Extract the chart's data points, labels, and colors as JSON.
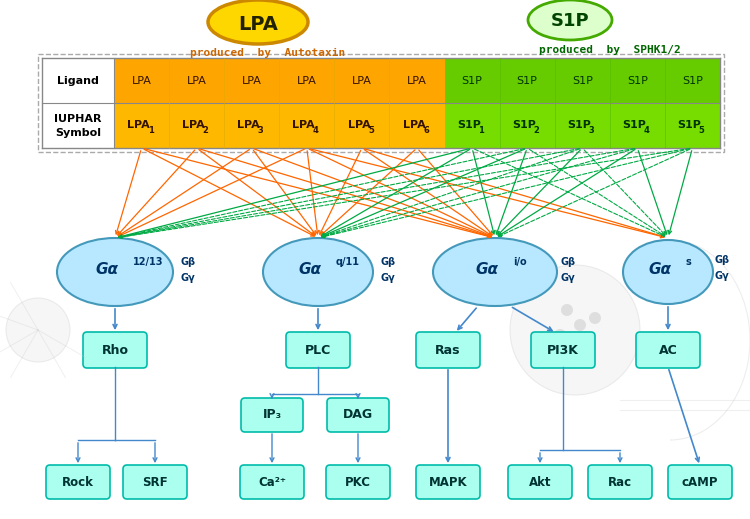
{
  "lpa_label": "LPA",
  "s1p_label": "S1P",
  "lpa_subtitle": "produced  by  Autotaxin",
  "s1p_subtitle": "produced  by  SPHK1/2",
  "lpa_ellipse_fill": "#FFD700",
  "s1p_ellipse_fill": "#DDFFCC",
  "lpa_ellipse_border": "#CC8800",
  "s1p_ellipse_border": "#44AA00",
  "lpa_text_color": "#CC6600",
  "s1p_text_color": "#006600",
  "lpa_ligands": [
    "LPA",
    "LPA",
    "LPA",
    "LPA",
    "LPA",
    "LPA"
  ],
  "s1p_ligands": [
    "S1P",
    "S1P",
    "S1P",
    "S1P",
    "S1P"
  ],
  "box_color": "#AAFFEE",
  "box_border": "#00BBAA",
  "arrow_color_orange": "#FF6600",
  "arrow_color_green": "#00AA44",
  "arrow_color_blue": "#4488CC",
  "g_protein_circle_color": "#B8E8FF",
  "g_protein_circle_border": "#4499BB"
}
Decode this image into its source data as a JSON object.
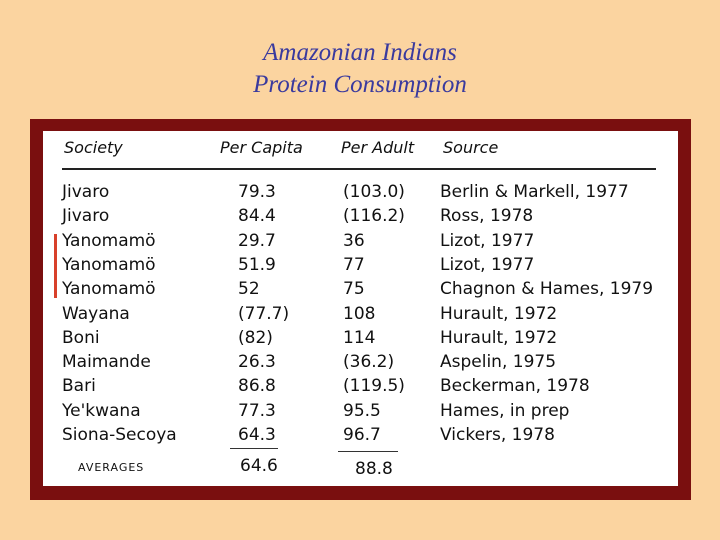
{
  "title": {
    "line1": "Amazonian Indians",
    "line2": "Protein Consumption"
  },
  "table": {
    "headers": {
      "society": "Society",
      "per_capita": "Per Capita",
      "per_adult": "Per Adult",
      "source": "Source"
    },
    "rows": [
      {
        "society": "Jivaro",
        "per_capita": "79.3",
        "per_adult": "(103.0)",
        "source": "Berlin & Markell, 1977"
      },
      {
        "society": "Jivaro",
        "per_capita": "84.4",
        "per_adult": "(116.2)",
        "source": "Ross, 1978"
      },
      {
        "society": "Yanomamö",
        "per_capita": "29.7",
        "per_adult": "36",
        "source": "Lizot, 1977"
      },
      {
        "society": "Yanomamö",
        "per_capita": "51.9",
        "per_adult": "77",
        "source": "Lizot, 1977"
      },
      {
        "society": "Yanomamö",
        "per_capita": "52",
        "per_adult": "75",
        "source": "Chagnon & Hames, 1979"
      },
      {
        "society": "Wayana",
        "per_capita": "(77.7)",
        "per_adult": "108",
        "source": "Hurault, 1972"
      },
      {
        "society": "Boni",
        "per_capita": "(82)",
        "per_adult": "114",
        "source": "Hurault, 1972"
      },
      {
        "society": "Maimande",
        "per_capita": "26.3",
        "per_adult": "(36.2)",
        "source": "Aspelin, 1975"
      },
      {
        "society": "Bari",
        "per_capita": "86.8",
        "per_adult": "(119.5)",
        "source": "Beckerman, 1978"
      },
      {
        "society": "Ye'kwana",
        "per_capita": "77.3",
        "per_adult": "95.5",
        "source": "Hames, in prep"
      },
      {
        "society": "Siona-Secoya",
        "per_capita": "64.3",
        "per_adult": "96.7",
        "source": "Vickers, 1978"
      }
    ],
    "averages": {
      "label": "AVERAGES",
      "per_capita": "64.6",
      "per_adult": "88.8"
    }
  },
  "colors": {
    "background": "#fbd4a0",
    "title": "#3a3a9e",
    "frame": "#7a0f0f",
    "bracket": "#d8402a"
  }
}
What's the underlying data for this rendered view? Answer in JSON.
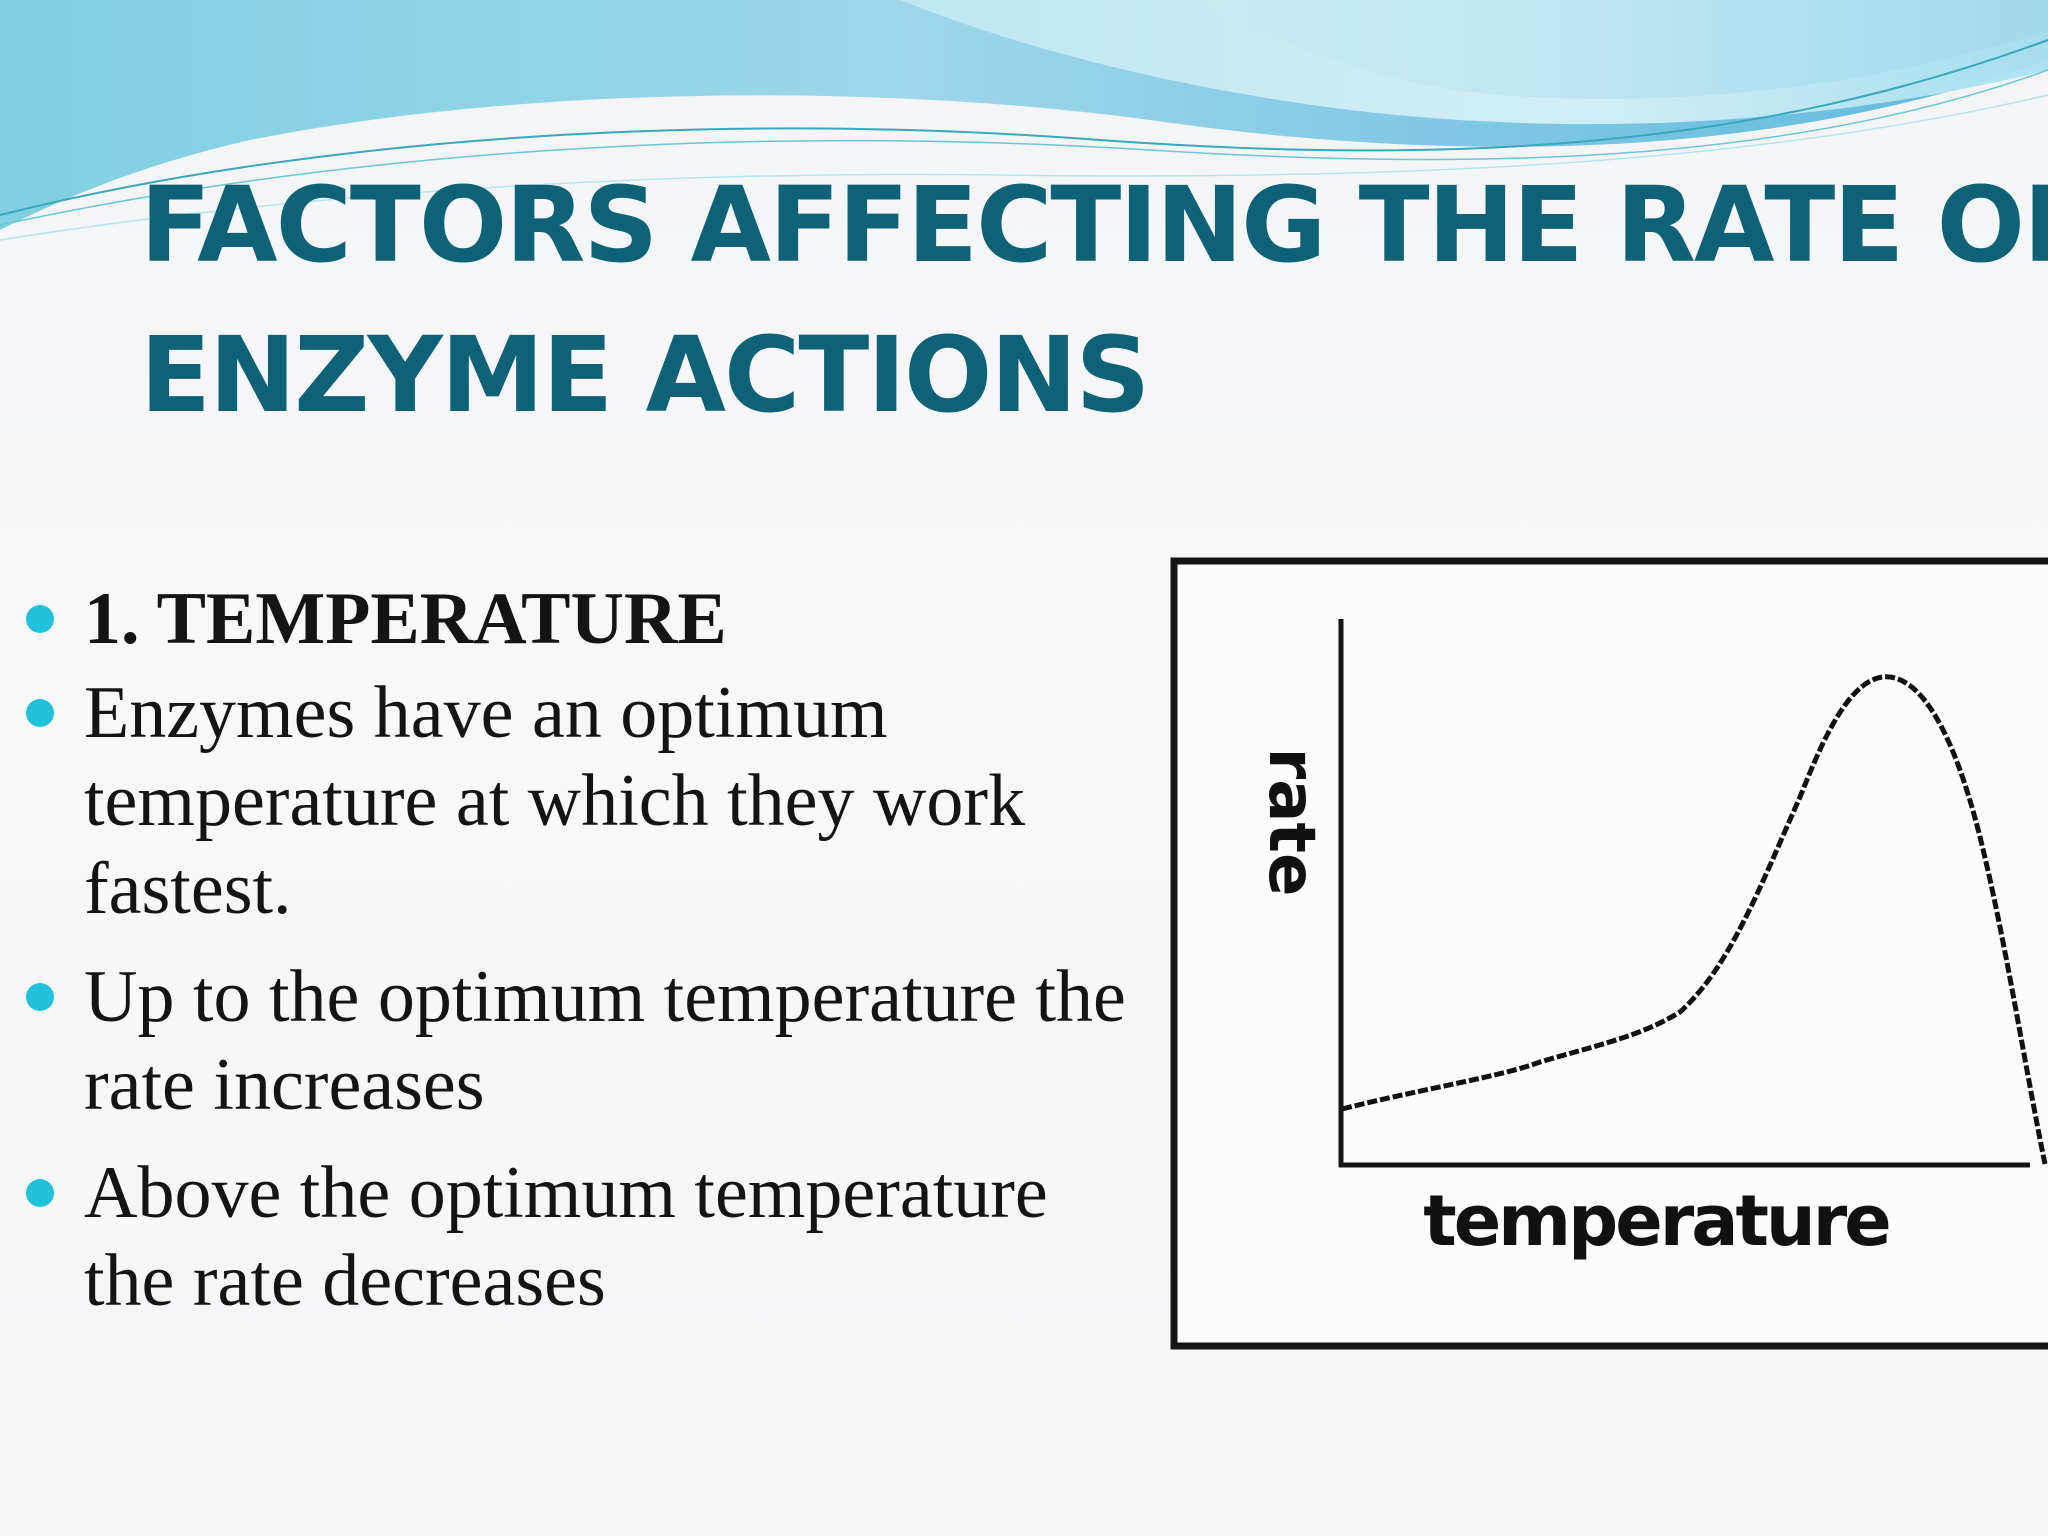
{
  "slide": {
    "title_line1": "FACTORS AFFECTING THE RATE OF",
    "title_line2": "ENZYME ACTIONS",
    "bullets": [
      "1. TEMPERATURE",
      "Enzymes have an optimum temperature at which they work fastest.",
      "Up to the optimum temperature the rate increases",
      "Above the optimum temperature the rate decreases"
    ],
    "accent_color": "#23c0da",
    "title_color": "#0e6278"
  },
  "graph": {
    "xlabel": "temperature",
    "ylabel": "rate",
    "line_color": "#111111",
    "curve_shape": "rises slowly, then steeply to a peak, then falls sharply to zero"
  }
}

● TASK INSTRUCTIONS: Each record must be repeated verbatim, and no picture may appear in the copy.

● RESULT FOR THIS TASK:
Extract the chart's data points, labels, and colors as JSON.
{
  "lpa_label": "LPA",
  "s1p_label": "S1P",
  "lpa_subtitle": "produced  by  Autotaxin",
  "s1p_subtitle": "produced  by  SPHK1/2",
  "lpa_ellipse_fill": "#FFD700",
  "s1p_ellipse_fill": "#DDFFCC",
  "lpa_ellipse_border": "#CC8800",
  "s1p_ellipse_border": "#44AA00",
  "lpa_text_color": "#CC6600",
  "s1p_text_color": "#006600",
  "lpa_ligands": [
    "LPA",
    "LPA",
    "LPA",
    "LPA",
    "LPA",
    "LPA"
  ],
  "s1p_ligands": [
    "S1P",
    "S1P",
    "S1P",
    "S1P",
    "S1P"
  ],
  "box_color": "#AAFFEE",
  "box_border": "#00BBAA",
  "arrow_color_orange": "#FF6600",
  "arrow_color_green": "#00AA44",
  "arrow_color_blue": "#4488CC",
  "g_protein_circle_color": "#B8E8FF",
  "g_protein_circle_border": "#4499BB"
}
Decode this image into its source data as a JSON object.
{
  "title": {
    "line1": "Amazonian Indians",
    "line2": "Protein Consumption"
  },
  "table": {
    "headers": {
      "society": "Society",
      "per_capita": "Per Capita",
      "per_adult": "Per Adult",
      "source": "Source"
    },
    "rows": [
      {
        "society": "Jivaro",
        "per_capita": "79.3",
        "per_adult": "(103.0)",
        "source": "Berlin & Markell, 1977"
      },
      {
        "society": "Jivaro",
        "per_capita": "84.4",
        "per_adult": "(116.2)",
        "source": "Ross, 1978"
      },
      {
        "society": "Yanomamö",
        "per_capita": "29.7",
        "per_adult": "36",
        "source": "Lizot, 1977"
      },
      {
        "society": "Yanomamö",
        "per_capita": "51.9",
        "per_adult": "77",
        "source": "Lizot, 1977"
      },
      {
        "society": "Yanomamö",
        "per_capita": "52",
        "per_adult": "75",
        "source": "Chagnon & Hames, 1979"
      },
      {
        "society": "Wayana",
        "per_capita": "(77.7)",
        "per_adult": "108",
        "source": "Hurault, 1972"
      },
      {
        "society": "Boni",
        "per_capita": "(82)",
        "per_adult": "114",
        "source": "Hurault, 1972"
      },
      {
        "society": "Maimande",
        "per_capita": "26.3",
        "per_adult": "(36.2)",
        "source": "Aspelin, 1975"
      },
      {
        "society": "Bari",
        "per_capita": "86.8",
        "per_adult": "(119.5)",
        "source": "Beckerman, 1978"
      },
      {
        "society": "Ye'kwana",
        "per_capita": "77.3",
        "per_adult": "95.5",
        "source": "Hames, in prep"
      },
      {
        "society": "Siona-Secoya",
        "per_capita": "64.3",
        "per_adult": "96.7",
        "source": "Vickers, 1978"
      }
    ],
    "averages": {
      "label": "AVERAGES",
      "per_capita": "64.6",
      "per_adult": "88.8"
    }
  },
  "colors": {
    "background": "#fbd4a0",
    "title": "#3a3a9e",
    "frame": "#7a0f0f",
    "bracket": "#d8402a"
  }
}
What's the underlying data for this rendered view? Answer in JSON.
{
  "slide": {
    "title_line1": "FACTORS AFFECTING THE RATE OF",
    "title_line2": "ENZYME ACTIONS",
    "bullets": [
      "1. TEMPERATURE",
      "Enzymes have an optimum temperature at which they work fastest.",
      "Up to the optimum temperature the rate increases",
      "Above the optimum temperature the rate decreases"
    ],
    "accent_color": "#23c0da",
    "title_color": "#0e6278"
  },
  "graph": {
    "xlabel": "temperature",
    "ylabel": "rate",
    "line_color": "#111111",
    "curve_shape": "rises slowly, then steeply to a peak, then falls sharply to zero"
  }
}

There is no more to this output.